* start *
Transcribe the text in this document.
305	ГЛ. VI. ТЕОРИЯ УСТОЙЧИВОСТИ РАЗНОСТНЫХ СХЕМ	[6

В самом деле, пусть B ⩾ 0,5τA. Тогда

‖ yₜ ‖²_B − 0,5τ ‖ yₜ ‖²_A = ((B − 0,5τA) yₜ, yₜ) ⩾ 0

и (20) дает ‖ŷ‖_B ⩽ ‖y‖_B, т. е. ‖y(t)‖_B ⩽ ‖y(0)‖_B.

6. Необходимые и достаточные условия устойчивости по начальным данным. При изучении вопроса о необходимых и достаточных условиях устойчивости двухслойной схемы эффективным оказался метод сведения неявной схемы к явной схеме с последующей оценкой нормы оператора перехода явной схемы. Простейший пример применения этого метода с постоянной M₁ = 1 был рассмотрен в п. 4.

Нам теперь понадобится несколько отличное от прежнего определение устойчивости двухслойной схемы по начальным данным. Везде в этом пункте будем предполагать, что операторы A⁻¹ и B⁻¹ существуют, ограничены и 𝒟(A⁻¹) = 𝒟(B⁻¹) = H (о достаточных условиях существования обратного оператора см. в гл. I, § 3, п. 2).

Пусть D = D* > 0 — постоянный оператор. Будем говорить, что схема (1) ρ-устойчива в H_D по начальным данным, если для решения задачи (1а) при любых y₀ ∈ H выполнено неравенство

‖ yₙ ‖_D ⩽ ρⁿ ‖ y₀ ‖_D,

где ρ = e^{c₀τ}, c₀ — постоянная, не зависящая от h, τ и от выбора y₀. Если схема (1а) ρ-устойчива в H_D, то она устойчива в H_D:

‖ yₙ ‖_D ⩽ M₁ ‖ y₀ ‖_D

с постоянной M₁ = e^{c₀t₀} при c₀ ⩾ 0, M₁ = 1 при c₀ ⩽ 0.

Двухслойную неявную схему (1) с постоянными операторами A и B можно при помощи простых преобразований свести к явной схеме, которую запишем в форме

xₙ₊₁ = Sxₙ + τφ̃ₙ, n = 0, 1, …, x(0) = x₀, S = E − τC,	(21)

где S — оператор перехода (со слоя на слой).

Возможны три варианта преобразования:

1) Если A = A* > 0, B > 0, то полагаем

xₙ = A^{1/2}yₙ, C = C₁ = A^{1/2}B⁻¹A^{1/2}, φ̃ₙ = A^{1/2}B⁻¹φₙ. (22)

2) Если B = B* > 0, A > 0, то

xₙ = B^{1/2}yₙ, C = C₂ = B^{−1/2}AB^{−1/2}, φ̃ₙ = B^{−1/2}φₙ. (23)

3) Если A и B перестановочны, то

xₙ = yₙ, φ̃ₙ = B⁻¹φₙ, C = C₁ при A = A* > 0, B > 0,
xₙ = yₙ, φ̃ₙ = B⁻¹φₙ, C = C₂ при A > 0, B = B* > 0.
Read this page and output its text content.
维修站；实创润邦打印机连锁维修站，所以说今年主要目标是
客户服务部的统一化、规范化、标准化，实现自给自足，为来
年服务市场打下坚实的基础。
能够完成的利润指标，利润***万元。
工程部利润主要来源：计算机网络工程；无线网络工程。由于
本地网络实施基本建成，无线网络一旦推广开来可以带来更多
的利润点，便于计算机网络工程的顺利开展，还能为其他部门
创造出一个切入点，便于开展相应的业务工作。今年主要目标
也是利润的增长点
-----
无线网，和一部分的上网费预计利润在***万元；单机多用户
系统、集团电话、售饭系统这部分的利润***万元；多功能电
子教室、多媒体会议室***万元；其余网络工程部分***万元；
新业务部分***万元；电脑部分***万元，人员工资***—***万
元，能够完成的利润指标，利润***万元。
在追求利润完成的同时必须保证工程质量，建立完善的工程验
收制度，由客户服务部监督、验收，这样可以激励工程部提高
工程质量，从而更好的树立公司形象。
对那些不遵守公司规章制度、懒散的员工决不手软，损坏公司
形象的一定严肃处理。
* end *
### REQUIRED TASK
Repeat every entry word for word.

### TASK SOLUTION
Transcribe the text in this document.
305	ГЛ. VI. ТЕОРИЯ УСТОЙЧИВОСТИ РАЗНОСТНЫХ СХЕМ	[6

В самом деле, пусть B ⩾ 0,5τA. Тогда

‖ yₜ ‖²_B − 0,5τ ‖ yₜ ‖²_A = ((B − 0,5τA) yₜ, yₜ) ⩾ 0

и (20) дает ‖ŷ‖_B ⩽ ‖y‖_B, т. е. ‖y(t)‖_B ⩽ ‖y(0)‖_B.

6. Необходимые и достаточные условия устойчивости по начальным данным. При изучении вопроса о необходимых и достаточных условиях устойчивости двухслойной схемы эффективным оказался метод сведения неявной схемы к явной схеме с последующей оценкой нормы оператора перехода явной схемы. Простейший пример применения этого метода с постоянной M₁ = 1 был рассмотрен в п. 4.

Нам теперь понадобится несколько отличное от прежнего определение устойчивости двухслойной схемы по начальным данным. Везде в этом пункте будем предполагать, что операторы A⁻¹ и B⁻¹ существуют, ограничены и 𝒟(A⁻¹) = 𝒟(B⁻¹) = H (о достаточных условиях существования обратного оператора см. в гл. I, § 3, п. 2).

Пусть D = D* > 0 — постоянный оператор. Будем говорить, что схема (1) ρ-устойчива в H_D по начальным данным, если для решения задачи (1а) при любых y₀ ∈ H выполнено неравенство

‖ yₙ ‖_D ⩽ ρⁿ ‖ y₀ ‖_D,

где ρ = e^{c₀τ}, c₀ — постоянная, не зависящая от h, τ и от выбора y₀. Если схема (1а) ρ-устойчива в H_D, то она устойчива в H_D:

‖ yₙ ‖_D ⩽ M₁ ‖ y₀ ‖_D

с постоянной M₁ = e^{c₀t₀} при c₀ ⩾ 0, M₁ = 1 при c₀ ⩽ 0.

Двухслойную неявную схему (1) с постоянными операторами A и B можно при помощи простых преобразований свести к явной схеме, которую запишем в форме

xₙ₊₁ = Sxₙ + τφ̃ₙ, n = 0, 1, …, x(0) = x₀, S = E − τC,	(21)

где S — оператор перехода (со слоя на слой).

Возможны три варианта преобразования:

1) Если A = A* > 0, B > 0, то полагаем

xₙ = A^{1/2}yₙ, C = C₁ = A^{1/2}B⁻¹A^{1/2}, φ̃ₙ = A^{1/2}B⁻¹φₙ. (22)

2) Если B = B* > 0, A > 0, то

xₙ = B^{1/2}yₙ, C = C₂ = B^{−1/2}AB^{−1/2}, φ̃ₙ = B^{−1/2}φₙ. (23)

3) Если A и B перестановочны, то

xₙ = yₙ, φ̃ₙ = B⁻¹φₙ, C = C₁ при A = A* > 0, B > 0,
xₙ = yₙ, φ̃ₙ = B⁻¹φₙ, C = C₂ при A > 0, B = B* > 0.
Read this page and output its text content.
维修站；实创润邦打印机连锁维修站，所以说今年主要目标是
客户服务部的统一化、规范化、标准化，实现自给自足，为来
年服务市场打下坚实的基础。
能够完成的利润指标，利润***万元。
工程部利润主要来源：计算机网络工程；无线网络工程。由于
本地网络实施基本建成，无线网络一旦推广开来可以带来更多
的利润点，便于计算机网络工程的顺利开展，还能为其他部门
创造出一个切入点，便于开展相应的业务工作。今年主要目标
也是利润的增长点
-----
无线网，和一部分的上网费预计利润在***万元；单机多用户
系统、集团电话、售饭系统这部分的利润***万元；多功能电
子教室、多媒体会议室***万元；其余网络工程部分***万元；
新业务部分***万元；电脑部分***万元，人员工资***—***万
元，能够完成的利润指标，利润***万元。
在追求利润完成的同时必须保证工程质量，建立完善的工程验
收制度，由客户服务部监督、验收，这样可以激励工程部提高
工程质量，从而更好的树立公司形象。
对那些不遵守公司规章制度、懒散的员工决不手软，损坏公司
形象的一定严肃处理。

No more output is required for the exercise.